---- RECORDS TO USE
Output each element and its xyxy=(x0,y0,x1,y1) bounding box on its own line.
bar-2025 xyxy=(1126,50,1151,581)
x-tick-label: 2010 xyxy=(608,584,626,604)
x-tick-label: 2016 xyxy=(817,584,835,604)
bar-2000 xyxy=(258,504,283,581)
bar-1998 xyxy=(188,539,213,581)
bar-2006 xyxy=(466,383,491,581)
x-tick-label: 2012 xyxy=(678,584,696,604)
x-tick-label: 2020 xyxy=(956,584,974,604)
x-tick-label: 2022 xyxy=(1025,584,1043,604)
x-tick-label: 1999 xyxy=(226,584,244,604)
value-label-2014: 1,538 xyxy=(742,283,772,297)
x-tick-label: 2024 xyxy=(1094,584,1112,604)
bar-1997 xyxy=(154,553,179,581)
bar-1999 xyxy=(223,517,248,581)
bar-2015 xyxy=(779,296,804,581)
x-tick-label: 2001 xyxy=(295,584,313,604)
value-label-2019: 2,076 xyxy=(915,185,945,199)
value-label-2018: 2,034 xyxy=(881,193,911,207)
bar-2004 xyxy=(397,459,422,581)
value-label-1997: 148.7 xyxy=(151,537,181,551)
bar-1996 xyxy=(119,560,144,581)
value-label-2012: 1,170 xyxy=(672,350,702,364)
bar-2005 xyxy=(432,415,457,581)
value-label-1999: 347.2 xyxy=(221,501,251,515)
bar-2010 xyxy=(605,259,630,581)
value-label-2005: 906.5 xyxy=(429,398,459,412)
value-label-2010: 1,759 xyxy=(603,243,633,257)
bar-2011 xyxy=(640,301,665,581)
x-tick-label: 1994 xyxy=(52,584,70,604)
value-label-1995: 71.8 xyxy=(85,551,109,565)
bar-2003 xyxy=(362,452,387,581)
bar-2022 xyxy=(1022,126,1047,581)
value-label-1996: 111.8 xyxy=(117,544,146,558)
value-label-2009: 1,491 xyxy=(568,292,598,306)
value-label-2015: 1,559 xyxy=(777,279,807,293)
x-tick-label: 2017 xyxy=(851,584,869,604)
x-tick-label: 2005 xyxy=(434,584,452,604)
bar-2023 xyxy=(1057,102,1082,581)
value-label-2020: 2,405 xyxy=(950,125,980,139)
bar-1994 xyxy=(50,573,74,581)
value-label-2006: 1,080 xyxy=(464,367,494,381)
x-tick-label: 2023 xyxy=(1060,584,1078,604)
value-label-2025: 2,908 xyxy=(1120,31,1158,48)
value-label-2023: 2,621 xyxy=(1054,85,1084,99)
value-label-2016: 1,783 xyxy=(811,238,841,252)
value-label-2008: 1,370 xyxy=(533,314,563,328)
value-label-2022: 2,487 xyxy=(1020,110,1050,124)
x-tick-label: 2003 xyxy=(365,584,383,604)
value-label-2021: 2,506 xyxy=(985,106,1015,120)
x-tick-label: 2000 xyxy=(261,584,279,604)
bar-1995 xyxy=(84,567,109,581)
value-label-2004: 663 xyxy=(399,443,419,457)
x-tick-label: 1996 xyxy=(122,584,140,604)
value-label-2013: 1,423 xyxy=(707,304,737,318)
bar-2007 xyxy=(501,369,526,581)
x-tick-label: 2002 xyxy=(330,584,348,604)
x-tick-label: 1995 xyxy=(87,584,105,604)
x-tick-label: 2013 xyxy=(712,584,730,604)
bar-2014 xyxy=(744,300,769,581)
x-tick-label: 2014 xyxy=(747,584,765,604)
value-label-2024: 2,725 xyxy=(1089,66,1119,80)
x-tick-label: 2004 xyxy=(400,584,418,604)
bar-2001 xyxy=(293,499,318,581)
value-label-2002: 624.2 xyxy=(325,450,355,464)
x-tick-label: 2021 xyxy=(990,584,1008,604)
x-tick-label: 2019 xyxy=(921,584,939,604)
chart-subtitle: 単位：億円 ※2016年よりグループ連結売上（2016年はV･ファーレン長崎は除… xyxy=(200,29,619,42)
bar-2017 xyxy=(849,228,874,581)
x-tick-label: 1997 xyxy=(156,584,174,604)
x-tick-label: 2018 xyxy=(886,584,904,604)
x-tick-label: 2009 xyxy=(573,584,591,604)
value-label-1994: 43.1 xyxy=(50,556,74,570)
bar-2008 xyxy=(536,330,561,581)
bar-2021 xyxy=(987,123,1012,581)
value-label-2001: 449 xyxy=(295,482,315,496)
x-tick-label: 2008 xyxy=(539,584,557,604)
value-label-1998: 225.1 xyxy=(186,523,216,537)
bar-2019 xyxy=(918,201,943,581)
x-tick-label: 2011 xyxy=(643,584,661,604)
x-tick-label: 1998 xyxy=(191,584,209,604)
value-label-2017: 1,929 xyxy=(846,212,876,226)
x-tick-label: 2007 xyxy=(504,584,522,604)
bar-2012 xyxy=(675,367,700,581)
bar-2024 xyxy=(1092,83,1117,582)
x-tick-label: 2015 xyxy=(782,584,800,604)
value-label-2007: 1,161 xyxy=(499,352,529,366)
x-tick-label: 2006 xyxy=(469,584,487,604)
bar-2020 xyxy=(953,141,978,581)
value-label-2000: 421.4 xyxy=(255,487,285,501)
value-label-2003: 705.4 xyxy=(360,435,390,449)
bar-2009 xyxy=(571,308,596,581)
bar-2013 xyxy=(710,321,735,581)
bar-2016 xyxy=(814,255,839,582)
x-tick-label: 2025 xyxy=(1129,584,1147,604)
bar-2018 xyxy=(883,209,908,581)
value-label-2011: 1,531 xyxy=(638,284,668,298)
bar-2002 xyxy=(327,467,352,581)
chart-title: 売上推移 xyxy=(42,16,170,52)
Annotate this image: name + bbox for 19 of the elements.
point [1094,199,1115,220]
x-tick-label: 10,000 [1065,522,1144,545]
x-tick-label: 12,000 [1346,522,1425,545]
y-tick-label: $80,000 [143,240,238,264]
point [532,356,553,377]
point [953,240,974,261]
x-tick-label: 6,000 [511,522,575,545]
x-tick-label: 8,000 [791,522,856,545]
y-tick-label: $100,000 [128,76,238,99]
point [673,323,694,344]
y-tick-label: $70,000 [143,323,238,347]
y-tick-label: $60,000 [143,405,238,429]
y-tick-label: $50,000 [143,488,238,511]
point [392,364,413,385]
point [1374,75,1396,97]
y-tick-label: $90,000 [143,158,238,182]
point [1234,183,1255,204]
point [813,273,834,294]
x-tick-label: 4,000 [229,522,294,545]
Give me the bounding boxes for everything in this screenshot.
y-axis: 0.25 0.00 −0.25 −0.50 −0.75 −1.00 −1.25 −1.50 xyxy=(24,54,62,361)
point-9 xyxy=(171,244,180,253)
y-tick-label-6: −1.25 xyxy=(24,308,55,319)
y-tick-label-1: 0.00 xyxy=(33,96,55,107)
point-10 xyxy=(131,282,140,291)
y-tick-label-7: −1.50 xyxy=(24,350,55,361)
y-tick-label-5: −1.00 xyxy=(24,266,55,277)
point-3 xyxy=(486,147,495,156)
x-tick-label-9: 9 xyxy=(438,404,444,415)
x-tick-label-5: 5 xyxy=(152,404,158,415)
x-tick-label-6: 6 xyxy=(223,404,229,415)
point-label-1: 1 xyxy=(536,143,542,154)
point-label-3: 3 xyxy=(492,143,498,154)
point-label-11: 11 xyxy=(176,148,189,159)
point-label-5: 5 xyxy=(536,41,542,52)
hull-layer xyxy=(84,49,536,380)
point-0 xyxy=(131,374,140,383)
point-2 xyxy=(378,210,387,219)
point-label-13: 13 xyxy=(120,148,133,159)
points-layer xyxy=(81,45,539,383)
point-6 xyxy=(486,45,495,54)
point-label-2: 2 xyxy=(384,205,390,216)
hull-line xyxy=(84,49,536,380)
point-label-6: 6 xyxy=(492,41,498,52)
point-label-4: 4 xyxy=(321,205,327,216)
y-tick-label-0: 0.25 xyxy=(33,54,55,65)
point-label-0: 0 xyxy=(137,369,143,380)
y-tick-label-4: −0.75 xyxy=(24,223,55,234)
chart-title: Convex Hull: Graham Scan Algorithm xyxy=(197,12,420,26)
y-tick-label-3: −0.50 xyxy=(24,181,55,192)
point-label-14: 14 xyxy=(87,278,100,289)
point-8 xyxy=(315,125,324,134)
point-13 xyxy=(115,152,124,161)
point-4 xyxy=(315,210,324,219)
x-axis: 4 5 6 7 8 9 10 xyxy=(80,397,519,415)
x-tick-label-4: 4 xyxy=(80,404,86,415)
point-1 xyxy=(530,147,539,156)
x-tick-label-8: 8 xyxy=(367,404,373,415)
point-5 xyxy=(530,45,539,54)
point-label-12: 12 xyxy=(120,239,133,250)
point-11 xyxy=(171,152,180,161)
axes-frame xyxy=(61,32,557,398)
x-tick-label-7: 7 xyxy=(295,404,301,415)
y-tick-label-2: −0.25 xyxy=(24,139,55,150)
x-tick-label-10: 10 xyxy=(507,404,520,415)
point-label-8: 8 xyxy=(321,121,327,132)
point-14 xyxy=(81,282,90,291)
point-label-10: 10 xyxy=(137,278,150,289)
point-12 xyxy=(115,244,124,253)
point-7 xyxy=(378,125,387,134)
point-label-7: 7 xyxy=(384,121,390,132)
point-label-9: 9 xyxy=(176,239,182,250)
--------
§ THE REQUEST
Copy the data word for word, starting at its first line and ending after the line that contains "value-label-2023: 2,621 xyxy=(1054,85,1084,99)".

§ SOLUTION FOR THIS EXERCISE
Output each element and its xyxy=(x0,y0,x1,y1) bounding box on its own line.
bar-2025 xyxy=(1126,50,1151,581)
x-tick-label: 2010 xyxy=(608,584,626,604)
x-tick-label: 2016 xyxy=(817,584,835,604)
bar-2000 xyxy=(258,504,283,581)
bar-1998 xyxy=(188,539,213,581)
bar-2006 xyxy=(466,383,491,581)
x-tick-label: 2012 xyxy=(678,584,696,604)
x-tick-label: 2020 xyxy=(956,584,974,604)
x-tick-label: 2022 xyxy=(1025,584,1043,604)
x-tick-label: 1999 xyxy=(226,584,244,604)
value-label-2014: 1,538 xyxy=(742,283,772,297)
x-tick-label: 2024 xyxy=(1094,584,1112,604)
bar-1997 xyxy=(154,553,179,581)
bar-1999 xyxy=(223,517,248,581)
bar-2015 xyxy=(779,296,804,581)
x-tick-label: 2001 xyxy=(295,584,313,604)
value-label-2019: 2,076 xyxy=(915,185,945,199)
value-label-2018: 2,034 xyxy=(881,193,911,207)
bar-2004 xyxy=(397,459,422,581)
value-label-1997: 148.7 xyxy=(151,537,181,551)
bar-1996 xyxy=(119,560,144,581)
value-label-2012: 1,170 xyxy=(672,350,702,364)
bar-2005 xyxy=(432,415,457,581)
value-label-1999: 347.2 xyxy=(221,501,251,515)
bar-2010 xyxy=(605,259,630,581)
value-label-2005: 906.5 xyxy=(429,398,459,412)
value-label-2010: 1,759 xyxy=(603,243,633,257)
bar-2011 xyxy=(640,301,665,581)
x-tick-label: 1994 xyxy=(52,584,70,604)
value-label-1995: 71.8 xyxy=(85,551,109,565)
bar-2003 xyxy=(362,452,387,581)
bar-2022 xyxy=(1022,126,1047,581)
value-label-1996: 111.8 xyxy=(117,544,146,558)
value-label-2009: 1,491 xyxy=(568,292,598,306)
value-label-2015: 1,559 xyxy=(777,279,807,293)
x-tick-label: 2017 xyxy=(851,584,869,604)
x-tick-label: 2005 xyxy=(434,584,452,604)
bar-2023 xyxy=(1057,102,1082,581)
value-label-2020: 2,405 xyxy=(950,125,980,139)
bar-1994 xyxy=(50,573,74,581)
value-label-2006: 1,080 xyxy=(464,367,494,381)
x-tick-label: 2023 xyxy=(1060,584,1078,604)
value-label-2025: 2,908 xyxy=(1120,31,1158,48)
value-label-2023: 2,621 xyxy=(1054,85,1084,99)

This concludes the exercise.